**Challenge**
Output every entry exactly as written.

================================

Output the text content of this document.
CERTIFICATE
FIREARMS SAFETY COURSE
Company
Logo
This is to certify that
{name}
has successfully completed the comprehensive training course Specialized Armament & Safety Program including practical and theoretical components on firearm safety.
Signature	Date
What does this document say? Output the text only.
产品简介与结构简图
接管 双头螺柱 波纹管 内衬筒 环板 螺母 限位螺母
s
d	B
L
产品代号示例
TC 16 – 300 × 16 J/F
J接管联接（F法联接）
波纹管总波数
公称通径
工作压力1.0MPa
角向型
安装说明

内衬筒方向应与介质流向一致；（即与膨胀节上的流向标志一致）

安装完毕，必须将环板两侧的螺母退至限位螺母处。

================================

**Result of the exercise**
Output the text content of this document.
CERTIFICATE
FIREARMS SAFETY COURSE
Company
Logo
This is to certify that
{name}
has successfully completed the comprehensive training course Specialized Armament & Safety Program including practical and theoretical components on firearm safety.
Signature	Date
What does this document say? Output the text only.
产品简介与结构简图
接管 双头螺柱 波纹管 内衬筒 环板 螺母 限位螺母
s
d	B
L
产品代号示例
TC 16 – 300 × 16 J/F
J接管联接（F法联接）
波纹管总波数
公称通径
工作压力1.0MPa
角向型
安装说明

内衬筒方向应与介质流向一致；（即与膨胀节上的流向标志一致）

安装完毕，必须将环板两侧的螺母退至限位螺母处。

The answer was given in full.